Print each line exactly as it is given.

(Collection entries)
☆ ☆ ☆ ☆ ☆

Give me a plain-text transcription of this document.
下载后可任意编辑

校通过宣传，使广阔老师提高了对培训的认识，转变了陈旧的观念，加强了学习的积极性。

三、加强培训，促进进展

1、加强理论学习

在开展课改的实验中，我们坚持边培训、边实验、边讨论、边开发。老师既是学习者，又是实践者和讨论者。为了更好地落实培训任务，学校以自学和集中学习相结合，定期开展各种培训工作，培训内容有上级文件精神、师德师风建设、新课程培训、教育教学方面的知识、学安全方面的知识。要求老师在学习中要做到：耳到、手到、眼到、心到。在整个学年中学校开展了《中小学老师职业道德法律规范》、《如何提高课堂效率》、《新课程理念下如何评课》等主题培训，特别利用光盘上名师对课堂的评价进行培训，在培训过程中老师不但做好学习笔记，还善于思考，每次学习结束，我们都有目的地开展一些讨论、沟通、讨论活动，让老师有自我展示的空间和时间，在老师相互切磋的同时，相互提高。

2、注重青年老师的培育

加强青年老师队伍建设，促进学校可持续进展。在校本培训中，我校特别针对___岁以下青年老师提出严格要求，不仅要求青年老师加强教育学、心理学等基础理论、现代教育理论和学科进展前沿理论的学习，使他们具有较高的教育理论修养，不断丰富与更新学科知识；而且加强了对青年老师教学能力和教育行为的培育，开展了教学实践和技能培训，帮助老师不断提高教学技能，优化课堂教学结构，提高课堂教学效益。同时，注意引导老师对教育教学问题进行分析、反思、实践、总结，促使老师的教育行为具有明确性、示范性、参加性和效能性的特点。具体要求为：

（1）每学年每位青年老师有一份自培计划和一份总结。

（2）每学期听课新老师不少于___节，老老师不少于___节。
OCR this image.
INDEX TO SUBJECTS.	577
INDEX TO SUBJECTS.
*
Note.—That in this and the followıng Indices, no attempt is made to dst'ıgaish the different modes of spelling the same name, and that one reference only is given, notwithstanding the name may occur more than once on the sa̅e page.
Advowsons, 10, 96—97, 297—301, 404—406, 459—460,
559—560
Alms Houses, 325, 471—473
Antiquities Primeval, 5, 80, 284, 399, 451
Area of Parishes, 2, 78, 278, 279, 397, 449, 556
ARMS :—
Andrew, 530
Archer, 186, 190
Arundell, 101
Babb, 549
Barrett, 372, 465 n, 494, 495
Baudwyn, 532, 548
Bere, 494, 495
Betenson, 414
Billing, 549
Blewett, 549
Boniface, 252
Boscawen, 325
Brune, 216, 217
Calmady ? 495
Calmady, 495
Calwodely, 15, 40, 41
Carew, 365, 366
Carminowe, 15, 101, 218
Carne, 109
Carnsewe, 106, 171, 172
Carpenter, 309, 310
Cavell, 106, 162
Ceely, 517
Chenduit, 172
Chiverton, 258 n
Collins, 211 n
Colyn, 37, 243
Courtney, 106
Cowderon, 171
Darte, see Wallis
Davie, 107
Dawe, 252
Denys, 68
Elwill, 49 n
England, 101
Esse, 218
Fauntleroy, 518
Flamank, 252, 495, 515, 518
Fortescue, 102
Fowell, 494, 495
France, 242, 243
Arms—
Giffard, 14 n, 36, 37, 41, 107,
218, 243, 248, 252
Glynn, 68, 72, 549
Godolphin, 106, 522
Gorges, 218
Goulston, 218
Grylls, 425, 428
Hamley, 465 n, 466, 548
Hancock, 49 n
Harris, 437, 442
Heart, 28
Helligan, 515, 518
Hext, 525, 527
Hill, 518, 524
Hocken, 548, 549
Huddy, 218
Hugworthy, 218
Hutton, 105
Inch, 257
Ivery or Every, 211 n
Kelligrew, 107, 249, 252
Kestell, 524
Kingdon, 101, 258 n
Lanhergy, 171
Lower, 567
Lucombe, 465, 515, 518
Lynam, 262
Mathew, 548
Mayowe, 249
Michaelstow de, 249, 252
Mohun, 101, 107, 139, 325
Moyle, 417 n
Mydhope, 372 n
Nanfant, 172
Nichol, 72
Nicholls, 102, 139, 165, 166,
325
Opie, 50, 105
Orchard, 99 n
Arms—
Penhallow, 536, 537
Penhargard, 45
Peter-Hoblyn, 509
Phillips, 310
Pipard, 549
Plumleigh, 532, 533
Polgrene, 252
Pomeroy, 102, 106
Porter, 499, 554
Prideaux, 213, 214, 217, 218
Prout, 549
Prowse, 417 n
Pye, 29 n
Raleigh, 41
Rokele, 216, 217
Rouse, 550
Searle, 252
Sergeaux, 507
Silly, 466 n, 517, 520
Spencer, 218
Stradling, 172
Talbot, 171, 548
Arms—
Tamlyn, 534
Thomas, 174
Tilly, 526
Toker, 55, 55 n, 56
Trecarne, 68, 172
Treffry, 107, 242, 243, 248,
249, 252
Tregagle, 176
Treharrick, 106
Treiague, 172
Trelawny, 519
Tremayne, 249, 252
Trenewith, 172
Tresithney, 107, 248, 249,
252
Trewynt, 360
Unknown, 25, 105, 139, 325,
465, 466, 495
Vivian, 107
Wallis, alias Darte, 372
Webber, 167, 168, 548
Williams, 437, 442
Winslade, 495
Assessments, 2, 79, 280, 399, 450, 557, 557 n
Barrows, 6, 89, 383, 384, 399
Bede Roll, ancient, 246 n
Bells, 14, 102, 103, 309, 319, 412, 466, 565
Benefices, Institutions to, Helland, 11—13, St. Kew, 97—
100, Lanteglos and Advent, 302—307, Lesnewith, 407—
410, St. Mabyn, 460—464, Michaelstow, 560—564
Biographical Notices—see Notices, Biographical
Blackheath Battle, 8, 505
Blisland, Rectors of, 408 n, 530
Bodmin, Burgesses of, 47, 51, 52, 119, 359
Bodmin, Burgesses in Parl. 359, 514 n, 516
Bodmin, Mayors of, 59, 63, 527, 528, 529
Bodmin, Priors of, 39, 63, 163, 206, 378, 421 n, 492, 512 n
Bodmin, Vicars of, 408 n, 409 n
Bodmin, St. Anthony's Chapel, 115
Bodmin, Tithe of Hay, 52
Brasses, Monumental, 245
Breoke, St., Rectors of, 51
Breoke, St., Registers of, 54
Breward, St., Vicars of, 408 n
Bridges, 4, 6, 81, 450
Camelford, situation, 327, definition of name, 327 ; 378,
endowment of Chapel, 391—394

☆ ☆ ☆ ☆ ☆

**Task solution:**
Give me a plain-text transcription of this document.
下载后可任意编辑

校通过宣传，使广阔老师提高了对培训的认识，转变了陈旧的观念，加强了学习的积极性。

三、加强培训，促进进展

1、加强理论学习

在开展课改的实验中，我们坚持边培训、边实验、边讨论、边开发。老师既是学习者，又是实践者和讨论者。为了更好地落实培训任务，学校以自学和集中学习相结合，定期开展各种培训工作，培训内容有上级文件精神、师德师风建设、新课程培训、教育教学方面的知识、学安全方面的知识。要求老师在学习中要做到：耳到、手到、眼到、心到。在整个学年中学校开展了《中小学老师职业道德法律规范》、《如何提高课堂效率》、《新课程理念下如何评课》等主题培训，特别利用光盘上名师对课堂的评价进行培训，在培训过程中老师不但做好学习笔记，还善于思考，每次学习结束，我们都有目的地开展一些讨论、沟通、讨论活动，让老师有自我展示的空间和时间，在老师相互切磋的同时，相互提高。

2、注重青年老师的培育

加强青年老师队伍建设，促进学校可持续进展。在校本培训中，我校特别针对___岁以下青年老师提出严格要求，不仅要求青年老师加强教育学、心理学等基础理论、现代教育理论和学科进展前沿理论的学习，使他们具有较高的教育理论修养，不断丰富与更新学科知识；而且加强了对青年老师教学能力和教育行为的培育，开展了教学实践和技能培训，帮助老师不断提高教学技能，优化课堂教学结构，提高课堂教学效益。同时，注意引导老师对教育教学问题进行分析、反思、实践、总结，促使老师的教育行为具有明确性、示范性、参加性和效能性的特点。具体要求为：

（1）每学年每位青年老师有一份自培计划和一份总结。

（2）每学期听课新老师不少于___节，老老师不少于___节。
OCR this image.
INDEX TO SUBJECTS.	577
INDEX TO SUBJECTS.
*
Note.—That in this and the followıng Indices, no attempt is made to dst'ıgaish the different modes of spelling the same name, and that one reference only is given, notwithstanding the name may occur more than once on the sa̅e page.
Advowsons, 10, 96—97, 297—301, 404—406, 459—460,
559—560
Alms Houses, 325, 471—473
Antiquities Primeval, 5, 80, 284, 399, 451
Area of Parishes, 2, 78, 278, 279, 397, 449, 556
ARMS :—
Andrew, 530
Archer, 186, 190
Arundell, 101
Babb, 549
Barrett, 372, 465 n, 494, 495
Baudwyn, 532, 548
Bere, 494, 495
Betenson, 414
Billing, 549
Blewett, 549
Boniface, 252
Boscawen, 325
Brune, 216, 217
Calmady ? 495
Calmady, 495
Calwodely, 15, 40, 41
Carew, 365, 366
Carminowe, 15, 101, 218
Carne, 109
Carnsewe, 106, 171, 172
Carpenter, 309, 310
Cavell, 106, 162
Ceely, 517
Chenduit, 172
Chiverton, 258 n
Collins, 211 n
Colyn, 37, 243
Courtney, 106
Cowderon, 171
Darte, see Wallis
Davie, 107
Dawe, 252
Denys, 68
Elwill, 49 n
England, 101
Esse, 218
Fauntleroy, 518
Flamank, 252, 495, 515, 518
Fortescue, 102
Fowell, 494, 495
France, 242, 243
Arms—
Giffard, 14 n, 36, 37, 41, 107,
218, 243, 248, 252
Glynn, 68, 72, 549
Godolphin, 106, 522
Gorges, 218
Goulston, 218
Grylls, 425, 428
Hamley, 465 n, 466, 548
Hancock, 49 n
Harris, 437, 442
Heart, 28
Helligan, 515, 518
Hext, 525, 527
Hill, 518, 524
Hocken, 548, 549
Huddy, 218
Hugworthy, 218
Hutton, 105
Inch, 257
Ivery or Every, 211 n
Kelligrew, 107, 249, 252
Kestell, 524
Kingdon, 101, 258 n
Lanhergy, 171
Lower, 567
Lucombe, 465, 515, 518
Lynam, 262
Mathew, 548
Mayowe, 249
Michaelstow de, 249, 252
Mohun, 101, 107, 139, 325
Moyle, 417 n
Mydhope, 372 n
Nanfant, 172
Nichol, 72
Nicholls, 102, 139, 165, 166,
325
Opie, 50, 105
Orchard, 99 n
Arms—
Penhallow, 536, 537
Penhargard, 45
Peter-Hoblyn, 509
Phillips, 310
Pipard, 549
Plumleigh, 532, 533
Polgrene, 252
Pomeroy, 102, 106
Porter, 499, 554
Prideaux, 213, 214, 217, 218
Prout, 549
Prowse, 417 n
Pye, 29 n
Raleigh, 41
Rokele, 216, 217
Rouse, 550
Searle, 252
Sergeaux, 507
Silly, 466 n, 517, 520
Spencer, 218
Stradling, 172
Talbot, 171, 548
Arms—
Tamlyn, 534
Thomas, 174
Tilly, 526
Toker, 55, 55 n, 56
Trecarne, 68, 172
Treffry, 107, 242, 243, 248,
249, 252
Tregagle, 176
Treharrick, 106
Treiague, 172
Trelawny, 519
Tremayne, 249, 252
Trenewith, 172
Tresithney, 107, 248, 249,
252
Trewynt, 360
Unknown, 25, 105, 139, 325,
465, 466, 495
Vivian, 107
Wallis, alias Darte, 372
Webber, 167, 168, 548
Williams, 437, 442
Winslade, 495
Assessments, 2, 79, 280, 399, 450, 557, 557 n
Barrows, 6, 89, 383, 384, 399
Bede Roll, ancient, 246 n
Bells, 14, 102, 103, 309, 319, 412, 466, 565
Benefices, Institutions to, Helland, 11—13, St. Kew, 97—
100, Lanteglos and Advent, 302—307, Lesnewith, 407—
410, St. Mabyn, 460—464, Michaelstow, 560—564
Biographical Notices—see Notices, Biographical
Blackheath Battle, 8, 505
Blisland, Rectors of, 408 n, 530
Bodmin, Burgesses of, 47, 51, 52, 119, 359
Bodmin, Burgesses in Parl. 359, 514 n, 516
Bodmin, Mayors of, 59, 63, 527, 528, 529
Bodmin, Priors of, 39, 63, 163, 206, 378, 421 n, 492, 512 n
Bodmin, Vicars of, 408 n, 409 n
Bodmin, St. Anthony's Chapel, 115
Bodmin, Tithe of Hay, 52
Brasses, Monumental, 245
Breoke, St., Rectors of, 51
Breoke, St., Registers of, 54
Breward, St., Vicars of, 408 n
Bridges, 4, 6, 81, 450
Camelford, situation, 327, definition of name, 327 ; 378,
endowment of Chapel, 391—394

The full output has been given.